● WHAT YOU WILL DO
Repeat everything in the material exactly.

-- START OF PROVIDED RECORDS --

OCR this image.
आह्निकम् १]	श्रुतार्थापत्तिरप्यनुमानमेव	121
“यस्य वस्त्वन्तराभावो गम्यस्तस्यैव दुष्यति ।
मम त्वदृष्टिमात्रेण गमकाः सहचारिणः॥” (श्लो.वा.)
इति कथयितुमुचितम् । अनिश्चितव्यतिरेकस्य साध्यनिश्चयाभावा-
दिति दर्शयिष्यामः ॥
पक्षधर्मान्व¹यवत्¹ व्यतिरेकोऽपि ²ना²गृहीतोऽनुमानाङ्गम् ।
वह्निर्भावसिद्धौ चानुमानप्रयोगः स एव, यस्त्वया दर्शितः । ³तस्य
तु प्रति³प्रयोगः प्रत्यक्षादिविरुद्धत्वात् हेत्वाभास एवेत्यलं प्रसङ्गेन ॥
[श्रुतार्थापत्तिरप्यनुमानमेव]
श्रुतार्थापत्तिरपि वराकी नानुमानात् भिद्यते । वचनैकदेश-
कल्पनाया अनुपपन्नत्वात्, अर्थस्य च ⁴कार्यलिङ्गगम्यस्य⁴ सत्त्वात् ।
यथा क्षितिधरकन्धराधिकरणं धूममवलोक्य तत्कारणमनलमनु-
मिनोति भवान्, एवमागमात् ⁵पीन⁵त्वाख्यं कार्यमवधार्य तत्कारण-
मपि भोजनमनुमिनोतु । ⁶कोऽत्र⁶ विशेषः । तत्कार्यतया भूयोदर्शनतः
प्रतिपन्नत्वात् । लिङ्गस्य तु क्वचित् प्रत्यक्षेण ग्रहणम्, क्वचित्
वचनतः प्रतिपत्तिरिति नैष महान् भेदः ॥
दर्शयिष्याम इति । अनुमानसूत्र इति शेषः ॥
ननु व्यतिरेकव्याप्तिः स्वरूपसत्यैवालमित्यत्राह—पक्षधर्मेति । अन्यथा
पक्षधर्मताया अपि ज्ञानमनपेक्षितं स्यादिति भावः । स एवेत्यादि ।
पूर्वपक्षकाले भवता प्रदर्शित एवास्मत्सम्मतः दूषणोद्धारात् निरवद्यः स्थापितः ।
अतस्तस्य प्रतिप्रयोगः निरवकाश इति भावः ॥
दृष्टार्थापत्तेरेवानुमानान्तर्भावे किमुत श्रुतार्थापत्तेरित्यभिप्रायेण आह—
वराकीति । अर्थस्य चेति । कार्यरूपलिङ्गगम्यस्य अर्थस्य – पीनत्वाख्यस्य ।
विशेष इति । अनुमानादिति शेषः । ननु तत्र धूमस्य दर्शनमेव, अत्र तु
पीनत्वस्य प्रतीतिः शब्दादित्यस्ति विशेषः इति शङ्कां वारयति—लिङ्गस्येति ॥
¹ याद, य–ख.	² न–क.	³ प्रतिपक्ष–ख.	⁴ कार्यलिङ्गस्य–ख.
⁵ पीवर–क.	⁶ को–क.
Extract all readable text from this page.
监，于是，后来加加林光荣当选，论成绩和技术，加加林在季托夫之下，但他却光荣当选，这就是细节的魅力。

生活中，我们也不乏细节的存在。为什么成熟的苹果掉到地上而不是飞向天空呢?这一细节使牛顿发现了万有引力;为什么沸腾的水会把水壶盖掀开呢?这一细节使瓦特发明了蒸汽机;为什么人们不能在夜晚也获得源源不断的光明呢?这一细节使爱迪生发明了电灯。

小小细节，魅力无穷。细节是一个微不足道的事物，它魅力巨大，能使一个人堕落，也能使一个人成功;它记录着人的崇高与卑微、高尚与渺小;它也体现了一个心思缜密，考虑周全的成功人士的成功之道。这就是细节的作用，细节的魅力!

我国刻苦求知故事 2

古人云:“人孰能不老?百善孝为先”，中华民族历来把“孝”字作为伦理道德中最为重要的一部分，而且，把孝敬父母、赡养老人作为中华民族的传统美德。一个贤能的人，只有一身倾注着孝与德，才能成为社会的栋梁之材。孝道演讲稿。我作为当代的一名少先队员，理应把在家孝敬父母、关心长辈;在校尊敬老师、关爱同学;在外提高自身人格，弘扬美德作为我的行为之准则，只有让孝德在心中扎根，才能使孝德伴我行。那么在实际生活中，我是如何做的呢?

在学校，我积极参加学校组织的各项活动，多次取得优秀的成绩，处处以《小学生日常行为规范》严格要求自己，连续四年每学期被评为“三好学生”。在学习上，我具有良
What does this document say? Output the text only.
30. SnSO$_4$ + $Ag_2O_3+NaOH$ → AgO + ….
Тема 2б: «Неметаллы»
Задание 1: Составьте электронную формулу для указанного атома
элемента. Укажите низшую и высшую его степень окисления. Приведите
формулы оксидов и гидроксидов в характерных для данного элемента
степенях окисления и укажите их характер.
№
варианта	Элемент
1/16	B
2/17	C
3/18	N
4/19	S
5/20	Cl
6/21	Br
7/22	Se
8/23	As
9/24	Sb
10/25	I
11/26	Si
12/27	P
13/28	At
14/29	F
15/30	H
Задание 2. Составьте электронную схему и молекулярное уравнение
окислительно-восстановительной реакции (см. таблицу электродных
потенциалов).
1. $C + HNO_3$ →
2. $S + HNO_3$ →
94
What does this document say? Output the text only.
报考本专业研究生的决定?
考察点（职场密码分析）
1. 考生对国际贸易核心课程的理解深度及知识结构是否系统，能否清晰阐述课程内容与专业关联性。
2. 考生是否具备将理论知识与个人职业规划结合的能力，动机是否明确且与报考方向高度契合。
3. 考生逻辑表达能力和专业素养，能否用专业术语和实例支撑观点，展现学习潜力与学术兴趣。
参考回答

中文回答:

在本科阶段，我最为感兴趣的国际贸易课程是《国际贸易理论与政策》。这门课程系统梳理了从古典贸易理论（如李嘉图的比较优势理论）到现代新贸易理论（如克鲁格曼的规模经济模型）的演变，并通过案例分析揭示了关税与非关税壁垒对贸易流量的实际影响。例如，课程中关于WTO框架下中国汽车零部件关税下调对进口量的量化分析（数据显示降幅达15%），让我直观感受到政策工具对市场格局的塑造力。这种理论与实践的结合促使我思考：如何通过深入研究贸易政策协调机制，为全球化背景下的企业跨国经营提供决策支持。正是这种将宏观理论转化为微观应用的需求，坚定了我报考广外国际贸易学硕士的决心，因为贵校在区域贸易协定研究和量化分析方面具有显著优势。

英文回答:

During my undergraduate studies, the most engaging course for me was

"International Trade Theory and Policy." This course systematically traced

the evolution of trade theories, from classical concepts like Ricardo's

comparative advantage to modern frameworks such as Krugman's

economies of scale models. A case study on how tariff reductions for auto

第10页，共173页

-- END OF PROVIDED RECORDS --

● SOLUTION BELOW
OCR this image.
आह्निकम् १]	श्रुतार्थापत्तिरप्यनुमानमेव	121
“यस्य वस्त्वन्तराभावो गम्यस्तस्यैव दुष्यति ।
मम त्वदृष्टिमात्रेण गमकाः सहचारिणः॥” (श्लो.वा.)
इति कथयितुमुचितम् । अनिश्चितव्यतिरेकस्य साध्यनिश्चयाभावा-
दिति दर्शयिष्यामः ॥
पक्षधर्मान्व¹यवत्¹ व्यतिरेकोऽपि ²ना²गृहीतोऽनुमानाङ्गम् ।
वह्निर्भावसिद्धौ चानुमानप्रयोगः स एव, यस्त्वया दर्शितः । ³तस्य
तु प्रति³प्रयोगः प्रत्यक्षादिविरुद्धत्वात् हेत्वाभास एवेत्यलं प्रसङ्गेन ॥
[श्रुतार्थापत्तिरप्यनुमानमेव]
श्रुतार्थापत्तिरपि वराकी नानुमानात् भिद्यते । वचनैकदेश-
कल्पनाया अनुपपन्नत्वात्, अर्थस्य च ⁴कार्यलिङ्गगम्यस्य⁴ सत्त्वात् ।
यथा क्षितिधरकन्धराधिकरणं धूममवलोक्य तत्कारणमनलमनु-
मिनोति भवान्, एवमागमात् ⁵पीन⁵त्वाख्यं कार्यमवधार्य तत्कारण-
मपि भोजनमनुमिनोतु । ⁶कोऽत्र⁶ विशेषः । तत्कार्यतया भूयोदर्शनतः
प्रतिपन्नत्वात् । लिङ्गस्य तु क्वचित् प्रत्यक्षेण ग्रहणम्, क्वचित्
वचनतः प्रतिपत्तिरिति नैष महान् भेदः ॥
दर्शयिष्याम इति । अनुमानसूत्र इति शेषः ॥
ननु व्यतिरेकव्याप्तिः स्वरूपसत्यैवालमित्यत्राह—पक्षधर्मेति । अन्यथा
पक्षधर्मताया अपि ज्ञानमनपेक्षितं स्यादिति भावः । स एवेत्यादि ।
पूर्वपक्षकाले भवता प्रदर्शित एवास्मत्सम्मतः दूषणोद्धारात् निरवद्यः स्थापितः ।
अतस्तस्य प्रतिप्रयोगः निरवकाश इति भावः ॥
दृष्टार्थापत्तेरेवानुमानान्तर्भावे किमुत श्रुतार्थापत्तेरित्यभिप्रायेण आह—
वराकीति । अर्थस्य चेति । कार्यरूपलिङ्गगम्यस्य अर्थस्य – पीनत्वाख्यस्य ।
विशेष इति । अनुमानादिति शेषः । ननु तत्र धूमस्य दर्शनमेव, अत्र तु
पीनत्वस्य प्रतीतिः शब्दादित्यस्ति विशेषः इति शङ्कां वारयति—लिङ्गस्येति ॥
¹ याद, य–ख.	² न–क.	³ प्रतिपक्ष–ख.	⁴ कार्यलिङ्गस्य–ख.
⁵ पीवर–क.	⁶ को–क.
Extract all readable text from this page.
监，于是，后来加加林光荣当选，论成绩和技术，加加林在季托夫之下，但他却光荣当选，这就是细节的魅力。

生活中，我们也不乏细节的存在。为什么成熟的苹果掉到地上而不是飞向天空呢?这一细节使牛顿发现了万有引力;为什么沸腾的水会把水壶盖掀开呢?这一细节使瓦特发明了蒸汽机;为什么人们不能在夜晚也获得源源不断的光明呢?这一细节使爱迪生发明了电灯。

小小细节，魅力无穷。细节是一个微不足道的事物，它魅力巨大，能使一个人堕落，也能使一个人成功;它记录着人的崇高与卑微、高尚与渺小;它也体现了一个心思缜密，考虑周全的成功人士的成功之道。这就是细节的作用，细节的魅力!

我国刻苦求知故事 2

古人云:“人孰能不老?百善孝为先”，中华民族历来把“孝”字作为伦理道德中最为重要的一部分，而且，把孝敬父母、赡养老人作为中华民族的传统美德。一个贤能的人，只有一身倾注着孝与德，才能成为社会的栋梁之材。孝道演讲稿。我作为当代的一名少先队员，理应把在家孝敬父母、关心长辈;在校尊敬老师、关爱同学;在外提高自身人格，弘扬美德作为我的行为之准则，只有让孝德在心中扎根，才能使孝德伴我行。那么在实际生活中，我是如何做的呢?

在学校，我积极参加学校组织的各项活动，多次取得优秀的成绩，处处以《小学生日常行为规范》严格要求自己，连续四年每学期被评为“三好学生”。在学习上，我具有良
What does this document say? Output the text only.
30. SnSO$_4$ + $Ag_2O_3+NaOH$ → AgO + ….
Тема 2б: «Неметаллы»
Задание 1: Составьте электронную формулу для указанного атома
элемента. Укажите низшую и высшую его степень окисления. Приведите
формулы оксидов и гидроксидов в характерных для данного элемента
степенях окисления и укажите их характер.
№
варианта	Элемент
1/16	B
2/17	C
3/18	N
4/19	S
5/20	Cl
6/21	Br
7/22	Se
8/23	As
9/24	Sb
10/25	I
11/26	Si
12/27	P
13/28	At
14/29	F
15/30	H
Задание 2. Составьте электронную схему и молекулярное уравнение
окислительно-восстановительной реакции (см. таблицу электродных
потенциалов).
1. $C + HNO_3$ →
2. $S + HNO_3$ →
94
What does this document say? Output the text only.
报考本专业研究生的决定?
考察点（职场密码分析）
1. 考生对国际贸易核心课程的理解深度及知识结构是否系统，能否清晰阐述课程内容与专业关联性。
2. 考生是否具备将理论知识与个人职业规划结合的能力，动机是否明确且与报考方向高度契合。
3. 考生逻辑表达能力和专业素养，能否用专业术语和实例支撑观点，展现学习潜力与学术兴趣。
参考回答

中文回答:

在本科阶段，我最为感兴趣的国际贸易课程是《国际贸易理论与政策》。这门课程系统梳理了从古典贸易理论（如李嘉图的比较优势理论）到现代新贸易理论（如克鲁格曼的规模经济模型）的演变，并通过案例分析揭示了关税与非关税壁垒对贸易流量的实际影响。例如，课程中关于WTO框架下中国汽车零部件关税下调对进口量的量化分析（数据显示降幅达15%），让我直观感受到政策工具对市场格局的塑造力。这种理论与实践的结合促使我思考：如何通过深入研究贸易政策协调机制，为全球化背景下的企业跨国经营提供决策支持。正是这种将宏观理论转化为微观应用的需求，坚定了我报考广外国际贸易学硕士的决心，因为贵校在区域贸易协定研究和量化分析方面具有显著优势。

英文回答:

During my undergraduate studies, the most engaging course for me was

"International Trade Theory and Policy." This course systematically traced

the evolution of trade theories, from classical concepts like Ricardo's

comparative advantage to modern frameworks such as Krugman's

economies of scale models. A case study on how tariff reductions for auto

第10页，共173页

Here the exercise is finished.